■ **Exercise details**
Filter these entries, keeping only lines that hold the word "очищают".

■ **Data shown**

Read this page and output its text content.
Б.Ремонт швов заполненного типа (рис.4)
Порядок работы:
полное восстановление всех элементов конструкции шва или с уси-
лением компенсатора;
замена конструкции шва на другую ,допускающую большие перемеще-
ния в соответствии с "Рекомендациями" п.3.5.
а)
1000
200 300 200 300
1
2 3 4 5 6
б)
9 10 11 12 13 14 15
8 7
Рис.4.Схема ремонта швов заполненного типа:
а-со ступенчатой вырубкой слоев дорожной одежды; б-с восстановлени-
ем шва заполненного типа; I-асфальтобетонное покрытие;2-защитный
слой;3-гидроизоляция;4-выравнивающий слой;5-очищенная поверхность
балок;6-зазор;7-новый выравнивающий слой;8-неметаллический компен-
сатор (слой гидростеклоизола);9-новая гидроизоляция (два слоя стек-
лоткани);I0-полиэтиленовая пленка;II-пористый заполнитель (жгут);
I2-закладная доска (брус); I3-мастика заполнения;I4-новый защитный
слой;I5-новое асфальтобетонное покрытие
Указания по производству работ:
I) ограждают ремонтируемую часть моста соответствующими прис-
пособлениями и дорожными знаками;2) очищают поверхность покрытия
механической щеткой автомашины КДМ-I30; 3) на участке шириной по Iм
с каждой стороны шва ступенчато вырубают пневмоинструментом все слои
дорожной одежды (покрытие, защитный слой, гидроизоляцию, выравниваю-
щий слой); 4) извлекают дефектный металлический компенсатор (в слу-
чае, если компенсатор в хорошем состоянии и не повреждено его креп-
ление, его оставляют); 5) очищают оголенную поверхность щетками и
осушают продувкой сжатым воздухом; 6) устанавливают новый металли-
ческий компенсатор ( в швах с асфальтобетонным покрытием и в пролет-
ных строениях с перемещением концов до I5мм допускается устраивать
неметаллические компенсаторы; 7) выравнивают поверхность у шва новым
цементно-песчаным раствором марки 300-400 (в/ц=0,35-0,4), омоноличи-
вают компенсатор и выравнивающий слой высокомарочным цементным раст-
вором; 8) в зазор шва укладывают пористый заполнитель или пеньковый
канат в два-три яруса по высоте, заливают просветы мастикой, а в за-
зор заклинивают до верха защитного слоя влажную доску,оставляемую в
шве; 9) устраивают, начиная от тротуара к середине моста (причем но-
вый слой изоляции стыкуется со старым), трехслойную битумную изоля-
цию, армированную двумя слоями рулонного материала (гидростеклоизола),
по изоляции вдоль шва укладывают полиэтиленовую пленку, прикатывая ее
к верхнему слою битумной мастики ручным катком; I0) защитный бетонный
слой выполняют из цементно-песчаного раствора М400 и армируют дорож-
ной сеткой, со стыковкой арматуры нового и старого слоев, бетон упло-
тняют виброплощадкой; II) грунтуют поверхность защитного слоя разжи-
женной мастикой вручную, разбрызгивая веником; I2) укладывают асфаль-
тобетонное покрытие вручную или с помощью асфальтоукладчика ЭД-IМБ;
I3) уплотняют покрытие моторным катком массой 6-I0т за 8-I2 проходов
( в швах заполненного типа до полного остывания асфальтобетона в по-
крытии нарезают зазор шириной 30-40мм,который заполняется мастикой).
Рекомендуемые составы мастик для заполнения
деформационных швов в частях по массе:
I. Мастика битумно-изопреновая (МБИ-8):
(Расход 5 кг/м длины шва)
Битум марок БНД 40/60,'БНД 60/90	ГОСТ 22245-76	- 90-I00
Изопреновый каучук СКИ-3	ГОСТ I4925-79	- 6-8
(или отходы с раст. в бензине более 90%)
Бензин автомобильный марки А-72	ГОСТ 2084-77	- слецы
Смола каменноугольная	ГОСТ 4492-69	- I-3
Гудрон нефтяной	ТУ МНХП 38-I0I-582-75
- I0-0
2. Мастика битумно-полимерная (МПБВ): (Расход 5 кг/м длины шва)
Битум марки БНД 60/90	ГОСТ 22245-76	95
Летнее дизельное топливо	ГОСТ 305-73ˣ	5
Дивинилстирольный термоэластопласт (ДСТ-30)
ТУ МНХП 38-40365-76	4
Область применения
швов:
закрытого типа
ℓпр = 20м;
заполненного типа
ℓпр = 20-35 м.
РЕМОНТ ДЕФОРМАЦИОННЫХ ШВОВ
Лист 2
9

■ **Answer**
пособлениями и дорожными знаками;2) очищают поверхность покрытия
ление, его оставляют); 5) очищают оголенную поверхность щетками и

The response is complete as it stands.